What you will do
Could you replace "Overall uptime" with "Total uptime" in the stretch from "new-options-dropdown-button[interactable] — [514, 17, 554, 57]" through "overall-uptime-stat: 51.853% Overall" and give those lines back with everything else unchanged?

(Extracted records)
+---+

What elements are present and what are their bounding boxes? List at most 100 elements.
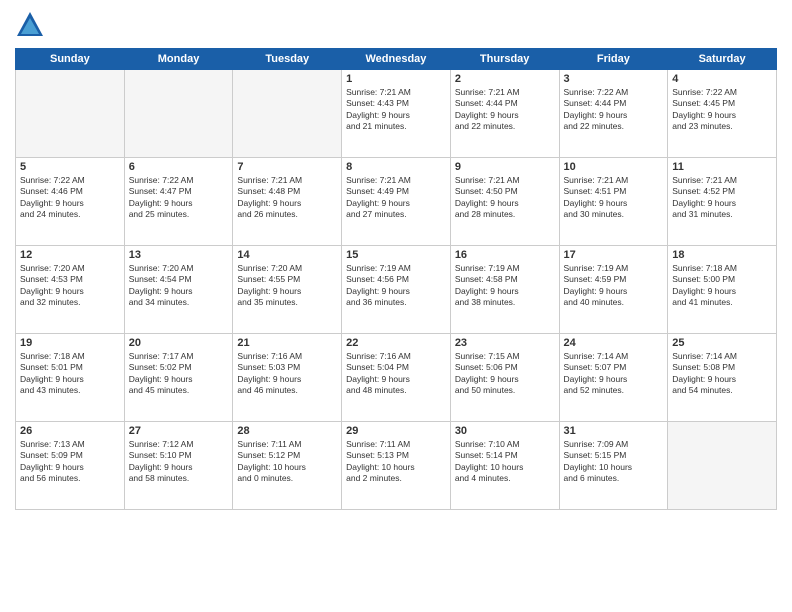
day-info: Sunrise: 7:22 AM Sunset: 4:45 PM Dayligh…: [672, 87, 772, 133]
page: SundayMondayTuesdayWednesdayThursdayFrid…: [0, 0, 792, 612]
calendar-cell: 2 Sunrise: 7:21 AM Sunset: 4:44 PM Daylig…: [450, 70, 559, 158]
day-number: 23: [455, 337, 555, 349]
calendar-cell: 9Sunrise: 7:21 AM Sunset: 4:50 PM Daylig…: [450, 158, 559, 246]
calendar-cell: 16 Sunrise: 7:19 AM Sunset: 4:58 PM Dayli…: [450, 246, 559, 334]
day-number: 17: [564, 249, 664, 261]
calendar-cell: 24 Sunrise: 7:14 AM Sunset: 5:07 PM Dayli…: [559, 334, 668, 422]
calendar-cell: 26Sunrise: 7:13 AM Sunset: 5:09 PM Dayli…: [16, 422, 125, 510]
day-number: 15: [346, 249, 446, 261]
week-row-1: 5 Sunrise: 7:22 AM Sunset: 4:46 PM Daylig…: [16, 158, 777, 246]
day-info: Sunrise: 7:12 AM Sunset: 5:10 PM Dayligh…: [129, 439, 229, 485]
day-info: Sunrise: 7:21 AM Sunset: 4:52 PM Dayligh…: [672, 175, 772, 221]
calendar-cell: 19Sunrise: 7:18 AM Sunset: 5:01 PM Dayli…: [16, 334, 125, 422]
day-info: Sunrise: 7:19 AM Sunset: 4:58 PM Dayligh…: [455, 263, 555, 309]
header: [15, 10, 777, 40]
day-info: Sunrise: 7:21 AM Sunset: 4:51 PM Dayligh…: [564, 175, 664, 221]
day-number: 7: [237, 161, 337, 173]
day-info: Sunrise: 7:21 AM Sunset: 4:43 PM Dayligh…: [346, 87, 446, 133]
day-info: Sunrise: 7:10 AM Sunset: 5:14 PM Dayligh…: [455, 439, 555, 485]
day-number: 11: [672, 161, 772, 173]
day-info: Sunrise: 7:21 AM Sunset: 4:44 PM Dayligh…: [455, 87, 555, 133]
day-info: Sunrise: 7:22 AM Sunset: 4:44 PM Dayligh…: [564, 87, 664, 133]
calendar-cell: 5 Sunrise: 7:22 AM Sunset: 4:46 PM Daylig…: [16, 158, 125, 246]
calendar-cell: 13Sunrise: 7:20 AM Sunset: 4:54 PM Dayli…: [124, 246, 233, 334]
calendar-cell: 7 Sunrise: 7:21 AM Sunset: 4:48 PM Daylig…: [233, 158, 342, 246]
day-info: Sunrise: 7:16 AM Sunset: 5:04 PM Dayligh…: [346, 351, 446, 397]
weekday-header-row: SundayMondayTuesdayWednesdayThursdayFrid…: [16, 49, 777, 70]
calendar-cell: [124, 70, 233, 158]
day-number: 12: [20, 249, 120, 261]
calendar-cell: 14 Sunrise: 7:20 AM Sunset: 4:55 PM Dayli…: [233, 246, 342, 334]
day-info: Sunrise: 7:13 AM Sunset: 5:09 PM Dayligh…: [20, 439, 120, 485]
calendar-cell: 4 Sunrise: 7:22 AM Sunset: 4:45 PM Daylig…: [668, 70, 777, 158]
weekday-header-thursday: Thursday: [450, 49, 559, 70]
day-number: 13: [129, 249, 229, 261]
calendar-cell: [16, 70, 125, 158]
calendar-cell: 31 Sunrise: 7:09 AM Sunset: 5:15 PM Dayli…: [559, 422, 668, 510]
day-number: 21: [237, 337, 337, 349]
day-info: Sunrise: 7:18 AM Sunset: 5:01 PM Dayligh…: [20, 351, 120, 397]
day-info: Sunrise: 7:19 AM Sunset: 4:56 PM Dayligh…: [346, 263, 446, 309]
calendar-cell: 20Sunrise: 7:17 AM Sunset: 5:02 PM Dayli…: [124, 334, 233, 422]
weekday-header-friday: Friday: [559, 49, 668, 70]
day-info: Sunrise: 7:22 AM Sunset: 4:47 PM Dayligh…: [129, 175, 229, 221]
day-info: Sunrise: 7:09 AM Sunset: 5:15 PM Dayligh…: [564, 439, 664, 485]
calendar: SundayMondayTuesdayWednesdayThursdayFrid…: [15, 48, 777, 510]
day-number: 31: [564, 425, 664, 437]
calendar-cell: 11 Sunrise: 7:21 AM Sunset: 4:52 PM Dayli…: [668, 158, 777, 246]
calendar-cell: 28 Sunrise: 7:11 AM Sunset: 5:12 PM Dayli…: [233, 422, 342, 510]
calendar-cell: 22Sunrise: 7:16 AM Sunset: 5:04 PM Dayli…: [342, 334, 451, 422]
day-info: Sunrise: 7:18 AM Sunset: 5:00 PM Dayligh…: [672, 263, 772, 309]
day-info: Sunrise: 7:21 AM Sunset: 4:48 PM Dayligh…: [237, 175, 337, 221]
calendar-cell: 23 Sunrise: 7:15 AM Sunset: 5:06 PM Dayli…: [450, 334, 559, 422]
calendar-cell: 3 Sunrise: 7:22 AM Sunset: 4:44 PM Daylig…: [559, 70, 668, 158]
calendar-cell: 8Sunrise: 7:21 AM Sunset: 4:49 PM Daylig…: [342, 158, 451, 246]
calendar-cell: 29 Sunrise: 7:11 AM Sunset: 5:13 PM Dayli…: [342, 422, 451, 510]
weekday-header-saturday: Saturday: [668, 49, 777, 70]
day-number: 29: [346, 425, 446, 437]
week-row-3: 19Sunrise: 7:18 AM Sunset: 5:01 PM Dayli…: [16, 334, 777, 422]
day-number: 3: [564, 73, 664, 85]
calendar-cell: 17 Sunrise: 7:19 AM Sunset: 4:59 PM Dayli…: [559, 246, 668, 334]
day-number: 24: [564, 337, 664, 349]
day-info: Sunrise: 7:15 AM Sunset: 5:06 PM Dayligh…: [455, 351, 555, 397]
day-number: 25: [672, 337, 772, 349]
calendar-cell: 10 Sunrise: 7:21 AM Sunset: 4:51 PM Dayli…: [559, 158, 668, 246]
calendar-cell: 6 Sunrise: 7:22 AM Sunset: 4:47 PM Daylig…: [124, 158, 233, 246]
day-number: 16: [455, 249, 555, 261]
day-number: 4: [672, 73, 772, 85]
day-number: 5: [20, 161, 120, 173]
week-row-0: 1 Sunrise: 7:21 AM Sunset: 4:43 PM Daylig…: [16, 70, 777, 158]
day-number: 14: [237, 249, 337, 261]
week-row-4: 26Sunrise: 7:13 AM Sunset: 5:09 PM Dayli…: [16, 422, 777, 510]
day-number: 18: [672, 249, 772, 261]
weekday-header-sunday: Sunday: [16, 49, 125, 70]
day-info: Sunrise: 7:14 AM Sunset: 5:08 PM Dayligh…: [672, 351, 772, 397]
day-info: Sunrise: 7:21 AM Sunset: 4:49 PM Dayligh…: [346, 175, 446, 221]
day-info: Sunrise: 7:16 AM Sunset: 5:03 PM Dayligh…: [237, 351, 337, 397]
day-info: Sunrise: 7:22 AM Sunset: 4:46 PM Dayligh…: [20, 175, 120, 221]
day-info: Sunrise: 7:19 AM Sunset: 4:59 PM Dayligh…: [564, 263, 664, 309]
day-info: Sunrise: 7:21 AM Sunset: 4:50 PM Dayligh…: [455, 175, 555, 221]
day-number: 28: [237, 425, 337, 437]
day-number: 6: [129, 161, 229, 173]
weekday-header-wednesday: Wednesday: [342, 49, 451, 70]
calendar-cell: 25 Sunrise: 7:14 AM Sunset: 5:08 PM Dayli…: [668, 334, 777, 422]
day-info: Sunrise: 7:17 AM Sunset: 5:02 PM Dayligh…: [129, 351, 229, 397]
day-number: 2: [455, 73, 555, 85]
day-info: Sunrise: 7:20 AM Sunset: 4:55 PM Dayligh…: [237, 263, 337, 309]
calendar-cell: 18 Sunrise: 7:18 AM Sunset: 5:00 PM Dayli…: [668, 246, 777, 334]
day-info: Sunrise: 7:11 AM Sunset: 5:12 PM Dayligh…: [237, 439, 337, 485]
logo: [15, 10, 49, 40]
logo-icon: [15, 10, 45, 40]
day-info: Sunrise: 7:14 AM Sunset: 5:07 PM Dayligh…: [564, 351, 664, 397]
calendar-cell: 27Sunrise: 7:12 AM Sunset: 5:10 PM Dayli…: [124, 422, 233, 510]
day-number: 30: [455, 425, 555, 437]
calendar-cell: [233, 70, 342, 158]
calendar-cell: 1 Sunrise: 7:21 AM Sunset: 4:43 PM Daylig…: [342, 70, 451, 158]
day-info: Sunrise: 7:11 AM Sunset: 5:13 PM Dayligh…: [346, 439, 446, 485]
day-number: 10: [564, 161, 664, 173]
calendar-cell: 15 Sunrise: 7:19 AM Sunset: 4:56 PM Dayli…: [342, 246, 451, 334]
week-row-2: 12Sunrise: 7:20 AM Sunset: 4:53 PM Dayli…: [16, 246, 777, 334]
day-number: 1: [346, 73, 446, 85]
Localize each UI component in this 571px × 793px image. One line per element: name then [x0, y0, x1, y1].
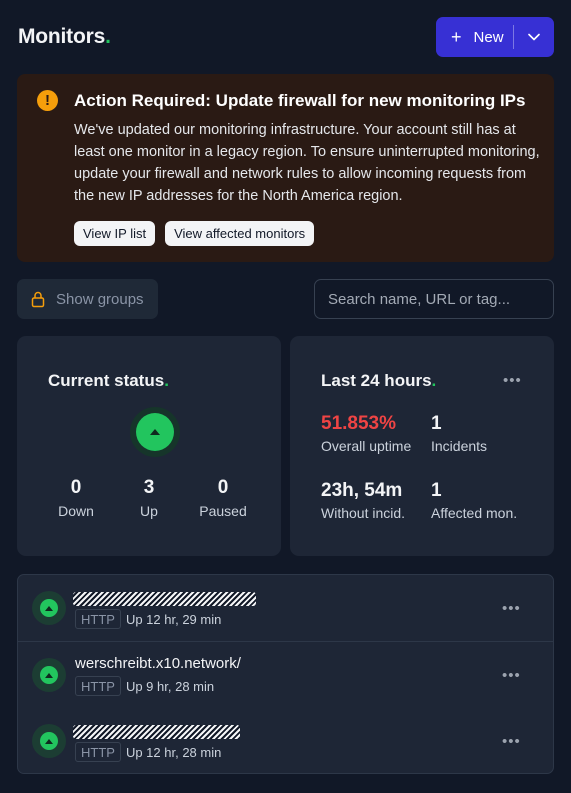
new-options-dropdown-button[interactable] — [514, 17, 554, 57]
current-status-title: Current status. — [48, 371, 169, 391]
title-dot: . — [431, 371, 437, 390]
new-monitor-button[interactable]: + New — [436, 17, 513, 57]
status-up-indicator — [130, 407, 180, 457]
overall-uptime-stat: 51.853% Overall uptime — [321, 412, 411, 454]
overall-uptime-value: 51.853% — [321, 413, 397, 434]
up-count: 3 Up — [109, 477, 189, 519]
lock-icon — [31, 291, 45, 307]
page-title: Monitors. — [18, 25, 111, 49]
show-groups-button[interactable]: Show groups — [17, 279, 158, 319]
last-24-hours-title-text: Last 24 hours — [321, 371, 432, 390]
more-icon[interactable]: ••• — [502, 668, 521, 683]
monitor-meta: HTTP Up 12 hr, 29 min — [75, 609, 221, 629]
status-up-icon — [32, 724, 66, 758]
view-affected-monitors-button[interactable]: View affected monitors — [165, 221, 315, 246]
without-incidents-label: Without incid. — [321, 505, 406, 521]
status-up-icon — [32, 658, 66, 692]
monitor-row[interactable]: werschreibt.x10.network/ HTTP Up 9 hr, 2… — [18, 642, 553, 708]
monitor-type-badge: HTTP — [75, 676, 121, 696]
alert-actions: View IP list View affected monitors — [74, 221, 536, 246]
up-count-label: Up — [140, 503, 158, 519]
monitor-row[interactable]: HTTP Up 12 hr, 28 min ••• — [18, 708, 553, 773]
new-button-group: + New — [436, 17, 554, 57]
title-dot: . — [164, 371, 169, 390]
title-dot: . — [105, 25, 111, 48]
overall-uptime-label: Overall uptime — [321, 438, 412, 454]
more-icon[interactable]: ••• — [502, 601, 521, 616]
affected-monitors-label: Affected mon. — [431, 505, 518, 521]
alert-title: Action Required: Update firewall for new… — [74, 91, 526, 110]
last-24-hours-title: Last 24 hours. — [321, 371, 436, 391]
affected-monitors-value: 1 — [431, 480, 442, 501]
monitors-page: Monitors. + New Action Required: Update … — [0, 0, 571, 793]
paused-count-label: Paused — [199, 503, 247, 519]
last-24-hours-card: Last 24 hours. ••• 51.853% Overall uptim… — [290, 336, 554, 556]
show-groups-label: Show groups — [56, 290, 144, 308]
page-header: Monitors. + New — [17, 17, 554, 57]
alert-body: We've updated our monitoring infrastruct… — [74, 122, 540, 204]
incidents-stat: 1 Incidents — [431, 412, 487, 454]
monitor-list: HTTP Up 12 hr, 29 min ••• werschreibt.x1… — [17, 574, 554, 774]
exclamation-icon: ! — [37, 90, 58, 111]
down-count-label: Down — [58, 503, 94, 519]
status-up-icon — [136, 413, 174, 451]
affected-monitors-stat: 1 Affected mon. — [431, 479, 517, 521]
monitor-uptime: Up 12 hr, 29 min — [125, 611, 222, 627]
monitor-meta: HTTP Up 12 hr, 28 min — [75, 742, 221, 762]
down-count-value: 0 — [70, 477, 82, 498]
incidents-label: Incidents — [431, 438, 488, 454]
monitor-uptime: Up 12 hr, 28 min — [125, 744, 222, 760]
search-input[interactable] — [314, 279, 554, 319]
paused-count: 0 Paused — [183, 477, 263, 519]
page-title-text: Monitors — [18, 25, 106, 48]
monitor-meta: HTTP Up 9 hr, 28 min — [75, 676, 214, 696]
more-icon[interactable]: ••• — [503, 373, 522, 388]
new-button-label: New — [473, 28, 504, 46]
monitor-type-badge: HTTP — [75, 609, 121, 629]
paused-count-value: 0 — [217, 477, 229, 498]
firewall-alert: Action Required: Update firewall for new… — [17, 74, 554, 262]
chevron-down-icon — [528, 33, 540, 41]
redacted-monitor-name — [73, 725, 240, 739]
view-ip-list-button[interactable]: View IP list — [74, 221, 156, 246]
current-status-card: Current status. 0 Down 3 Up 0 Paused — [17, 336, 281, 556]
redacted-monitor-name — [73, 592, 256, 606]
more-icon[interactable]: ••• — [502, 734, 521, 749]
monitor-type-badge: HTTP — [75, 742, 121, 762]
status-up-icon — [32, 591, 66, 625]
incidents-value: 1 — [431, 413, 442, 434]
monitor-name[interactable]: werschreibt.x10.network/ — [75, 655, 241, 672]
without-incidents-value: 23h, 54m — [321, 480, 403, 501]
monitor-uptime: Up 9 hr, 28 min — [125, 678, 215, 694]
current-status-title-text: Current status — [48, 371, 165, 390]
without-incidents-stat: 23h, 54m Without incid. — [321, 479, 405, 521]
monitor-row[interactable]: HTTP Up 12 hr, 29 min ••• — [18, 575, 553, 641]
down-count: 0 Down — [36, 477, 116, 519]
plus-icon: + — [451, 27, 462, 47]
up-count-value: 3 — [143, 477, 155, 498]
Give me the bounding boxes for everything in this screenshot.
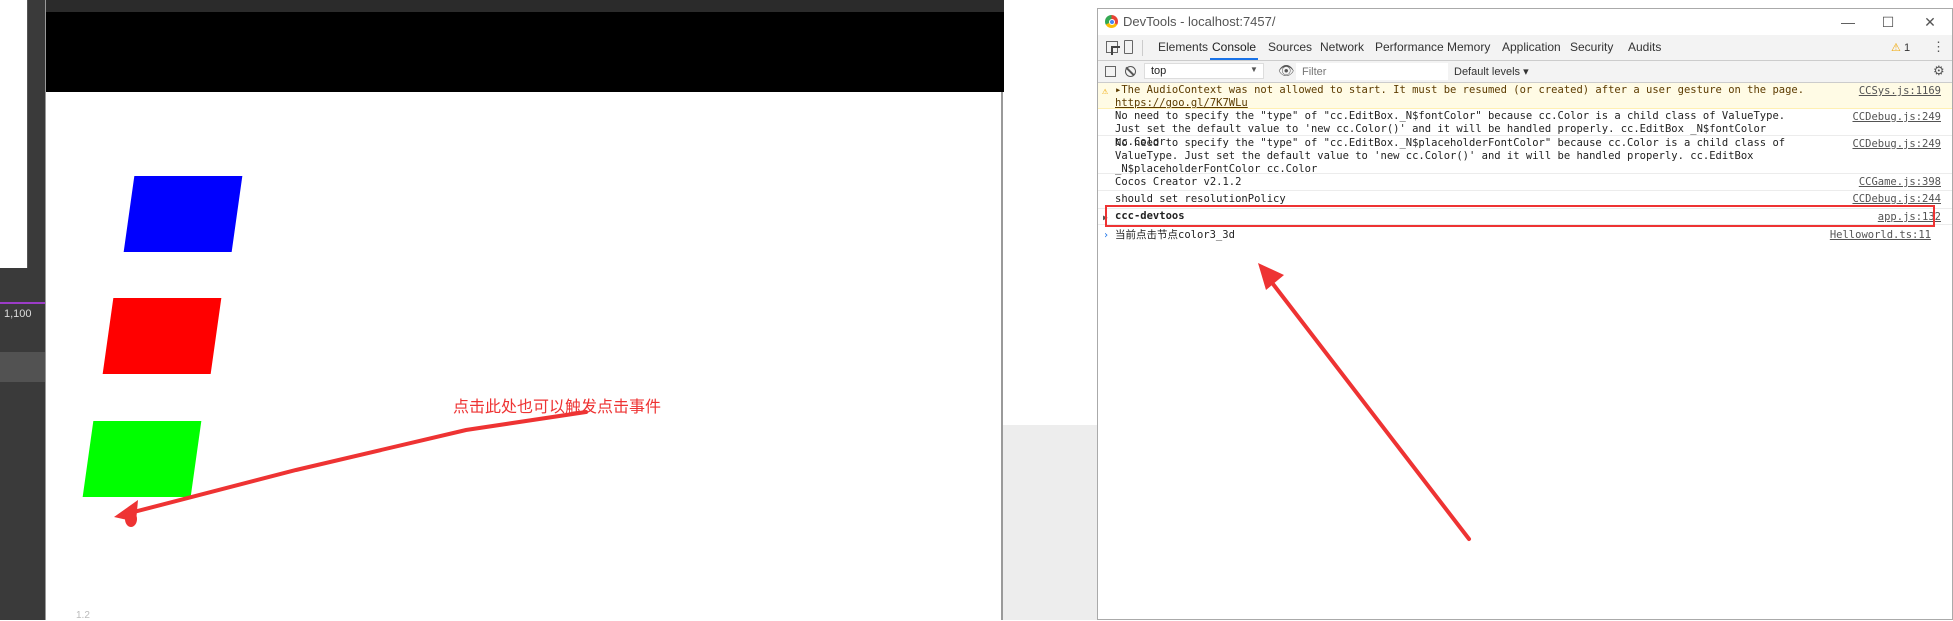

+---+

Final result
new-options-dropdown-button[interactable] — [514, 17, 554, 57]
current-status-title: Current status. — [48, 371, 169, 391]
title-dot: . — [431, 371, 437, 390]
new-monitor-button[interactable]: + New — [436, 17, 513, 57]
status-up-indicator — [130, 407, 180, 457]
overall-uptime-stat: 51.853% Total uptime — [321, 412, 411, 454]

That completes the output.